:: Request ::
Below are records; count the lines in them that hold "SlaveComPos" and give only the count.

:: Material shown ::
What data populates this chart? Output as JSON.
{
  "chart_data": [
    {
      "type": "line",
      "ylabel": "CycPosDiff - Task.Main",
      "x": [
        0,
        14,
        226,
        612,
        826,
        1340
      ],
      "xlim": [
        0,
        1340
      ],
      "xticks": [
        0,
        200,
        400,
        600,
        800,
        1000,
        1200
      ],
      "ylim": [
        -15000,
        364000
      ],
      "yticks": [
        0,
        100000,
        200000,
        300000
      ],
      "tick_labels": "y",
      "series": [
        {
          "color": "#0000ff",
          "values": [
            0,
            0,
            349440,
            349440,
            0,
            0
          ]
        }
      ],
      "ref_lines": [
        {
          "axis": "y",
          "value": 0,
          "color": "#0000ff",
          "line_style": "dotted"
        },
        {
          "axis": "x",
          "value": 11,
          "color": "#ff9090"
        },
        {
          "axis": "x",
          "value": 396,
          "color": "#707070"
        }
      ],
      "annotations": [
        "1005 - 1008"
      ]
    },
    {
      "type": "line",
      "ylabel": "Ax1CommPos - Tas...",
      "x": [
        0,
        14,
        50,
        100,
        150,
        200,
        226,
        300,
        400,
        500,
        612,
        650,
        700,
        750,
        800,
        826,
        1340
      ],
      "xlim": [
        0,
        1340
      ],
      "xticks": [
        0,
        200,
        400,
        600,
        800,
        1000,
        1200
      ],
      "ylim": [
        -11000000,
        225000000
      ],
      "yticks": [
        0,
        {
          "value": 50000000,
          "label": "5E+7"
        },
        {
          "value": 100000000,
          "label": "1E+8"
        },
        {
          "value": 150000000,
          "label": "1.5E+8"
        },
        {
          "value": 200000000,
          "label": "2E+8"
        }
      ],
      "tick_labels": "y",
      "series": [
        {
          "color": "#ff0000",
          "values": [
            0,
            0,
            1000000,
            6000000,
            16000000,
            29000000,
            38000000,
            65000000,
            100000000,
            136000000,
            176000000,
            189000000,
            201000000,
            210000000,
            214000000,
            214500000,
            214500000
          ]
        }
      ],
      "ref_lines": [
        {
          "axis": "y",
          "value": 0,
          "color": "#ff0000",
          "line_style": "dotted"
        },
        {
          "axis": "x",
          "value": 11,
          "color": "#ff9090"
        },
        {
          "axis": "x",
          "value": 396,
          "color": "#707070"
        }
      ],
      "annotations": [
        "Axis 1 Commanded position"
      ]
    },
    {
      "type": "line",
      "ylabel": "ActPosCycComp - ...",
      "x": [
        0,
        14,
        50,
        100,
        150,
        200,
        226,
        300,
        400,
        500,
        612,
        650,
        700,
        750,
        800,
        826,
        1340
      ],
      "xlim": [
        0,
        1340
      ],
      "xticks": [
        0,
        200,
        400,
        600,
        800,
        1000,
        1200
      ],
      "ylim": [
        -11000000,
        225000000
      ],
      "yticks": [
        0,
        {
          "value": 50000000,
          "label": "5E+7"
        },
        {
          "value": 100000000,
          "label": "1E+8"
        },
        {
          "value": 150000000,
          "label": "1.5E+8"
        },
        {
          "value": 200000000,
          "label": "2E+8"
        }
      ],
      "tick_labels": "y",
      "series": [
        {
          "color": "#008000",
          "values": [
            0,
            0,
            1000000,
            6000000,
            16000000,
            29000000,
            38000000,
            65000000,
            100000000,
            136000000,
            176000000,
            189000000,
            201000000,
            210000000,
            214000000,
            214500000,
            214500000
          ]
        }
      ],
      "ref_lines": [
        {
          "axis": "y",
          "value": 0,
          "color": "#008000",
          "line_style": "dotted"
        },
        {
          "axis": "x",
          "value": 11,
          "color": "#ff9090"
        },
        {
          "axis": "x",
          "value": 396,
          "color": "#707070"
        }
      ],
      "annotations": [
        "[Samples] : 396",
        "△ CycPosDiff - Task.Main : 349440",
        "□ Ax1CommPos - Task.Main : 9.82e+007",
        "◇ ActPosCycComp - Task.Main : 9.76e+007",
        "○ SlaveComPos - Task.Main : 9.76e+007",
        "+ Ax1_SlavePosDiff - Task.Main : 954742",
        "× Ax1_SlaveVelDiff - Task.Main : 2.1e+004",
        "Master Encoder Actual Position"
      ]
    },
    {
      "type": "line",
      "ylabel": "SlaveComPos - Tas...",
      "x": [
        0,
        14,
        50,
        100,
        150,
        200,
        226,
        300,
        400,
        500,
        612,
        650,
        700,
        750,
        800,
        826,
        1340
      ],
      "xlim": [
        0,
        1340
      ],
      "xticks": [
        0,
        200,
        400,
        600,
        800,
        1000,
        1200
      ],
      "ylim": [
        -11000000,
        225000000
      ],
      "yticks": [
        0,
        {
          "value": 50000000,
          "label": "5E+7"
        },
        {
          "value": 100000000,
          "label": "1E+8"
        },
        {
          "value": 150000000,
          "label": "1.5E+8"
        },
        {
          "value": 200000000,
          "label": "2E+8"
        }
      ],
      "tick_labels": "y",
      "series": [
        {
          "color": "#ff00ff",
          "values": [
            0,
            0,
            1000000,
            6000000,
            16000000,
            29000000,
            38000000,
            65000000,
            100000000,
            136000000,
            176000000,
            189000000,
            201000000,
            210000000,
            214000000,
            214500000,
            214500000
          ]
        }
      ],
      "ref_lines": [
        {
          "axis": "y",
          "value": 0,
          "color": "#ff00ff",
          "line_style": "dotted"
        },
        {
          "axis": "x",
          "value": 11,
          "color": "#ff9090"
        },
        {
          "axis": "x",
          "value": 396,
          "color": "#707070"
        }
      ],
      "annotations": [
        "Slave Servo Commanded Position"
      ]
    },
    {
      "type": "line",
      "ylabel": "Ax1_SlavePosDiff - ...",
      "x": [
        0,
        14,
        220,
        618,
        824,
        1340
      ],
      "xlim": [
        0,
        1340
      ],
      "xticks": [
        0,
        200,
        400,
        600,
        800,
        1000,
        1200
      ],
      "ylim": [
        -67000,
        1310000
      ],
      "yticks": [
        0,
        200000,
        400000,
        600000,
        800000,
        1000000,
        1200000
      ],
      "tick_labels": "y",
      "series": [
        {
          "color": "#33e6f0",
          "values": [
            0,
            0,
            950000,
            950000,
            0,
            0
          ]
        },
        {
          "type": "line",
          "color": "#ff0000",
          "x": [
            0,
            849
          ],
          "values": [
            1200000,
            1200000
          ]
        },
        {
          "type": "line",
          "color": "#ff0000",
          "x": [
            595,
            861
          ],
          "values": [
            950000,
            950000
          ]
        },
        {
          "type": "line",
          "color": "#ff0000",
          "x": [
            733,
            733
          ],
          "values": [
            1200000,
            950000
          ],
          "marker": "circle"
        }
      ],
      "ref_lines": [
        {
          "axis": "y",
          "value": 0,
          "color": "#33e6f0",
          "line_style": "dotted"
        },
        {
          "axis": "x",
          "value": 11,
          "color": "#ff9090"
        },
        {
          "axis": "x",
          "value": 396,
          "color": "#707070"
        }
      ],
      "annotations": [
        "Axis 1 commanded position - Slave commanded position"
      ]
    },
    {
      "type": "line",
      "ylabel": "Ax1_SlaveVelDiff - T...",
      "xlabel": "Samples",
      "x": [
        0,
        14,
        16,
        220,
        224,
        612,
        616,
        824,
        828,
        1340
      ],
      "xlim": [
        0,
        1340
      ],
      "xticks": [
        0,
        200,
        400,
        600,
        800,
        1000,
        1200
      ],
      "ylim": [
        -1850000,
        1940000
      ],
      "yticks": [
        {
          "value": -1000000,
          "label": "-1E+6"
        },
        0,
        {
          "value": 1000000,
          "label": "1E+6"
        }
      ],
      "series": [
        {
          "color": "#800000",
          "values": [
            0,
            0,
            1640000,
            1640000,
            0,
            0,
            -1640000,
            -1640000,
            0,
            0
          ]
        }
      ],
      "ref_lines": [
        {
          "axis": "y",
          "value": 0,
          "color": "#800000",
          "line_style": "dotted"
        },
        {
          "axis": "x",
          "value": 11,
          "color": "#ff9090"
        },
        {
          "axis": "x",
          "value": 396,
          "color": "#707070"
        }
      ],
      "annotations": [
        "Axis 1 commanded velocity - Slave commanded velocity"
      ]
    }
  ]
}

:: Expected answer ::
2